[start of Supplied records]
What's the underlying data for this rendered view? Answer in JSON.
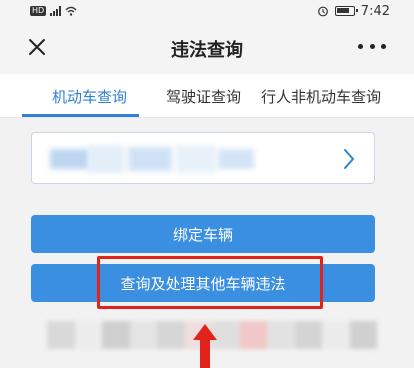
{
  "status_bar": {
    "sim_label": "HD",
    "time": "7:42"
  },
  "nav": {
    "title": "违法查询",
    "close_icon": "close-icon",
    "more_icon": "more-icon"
  },
  "tabs": [
    {
      "label": "机动车查询",
      "active": true
    },
    {
      "label": "驾驶证查询",
      "active": false
    },
    {
      "label": "行人非机动车查询",
      "active": false
    }
  ],
  "plate_card": {
    "chevron_icon": "chevron-right-icon"
  },
  "buttons": {
    "bind_vehicle": "绑定车辆",
    "query_other": "查询及处理其他车辆违法"
  },
  "colors": {
    "accent": "#2f80d6",
    "button": "#3a8fe0",
    "highlight": "#e2231a"
  }
}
[end of Supplied records]
What is expected
Print all the records again exactly; do not include any picture.

Output of the exercise
What's the underlying data for this rendered view? Answer in JSON.
{
  "status_bar": {
    "sim_label": "HD",
    "time": "7:42"
  },
  "nav": {
    "title": "违法查询",
    "close_icon": "close-icon",
    "more_icon": "more-icon"
  },
  "tabs": [
    {
      "label": "机动车查询",
      "active": true
    },
    {
      "label": "驾驶证查询",
      "active": false
    },
    {
      "label": "行人非机动车查询",
      "active": false
    }
  ],
  "plate_card": {
    "chevron_icon": "chevron-right-icon"
  },
  "buttons": {
    "bind_vehicle": "绑定车辆",
    "query_other": "查询及处理其他车辆违法"
  },
  "colors": {
    "accent": "#2f80d6",
    "button": "#3a8fe0",
    "highlight": "#e2231a"
  }
}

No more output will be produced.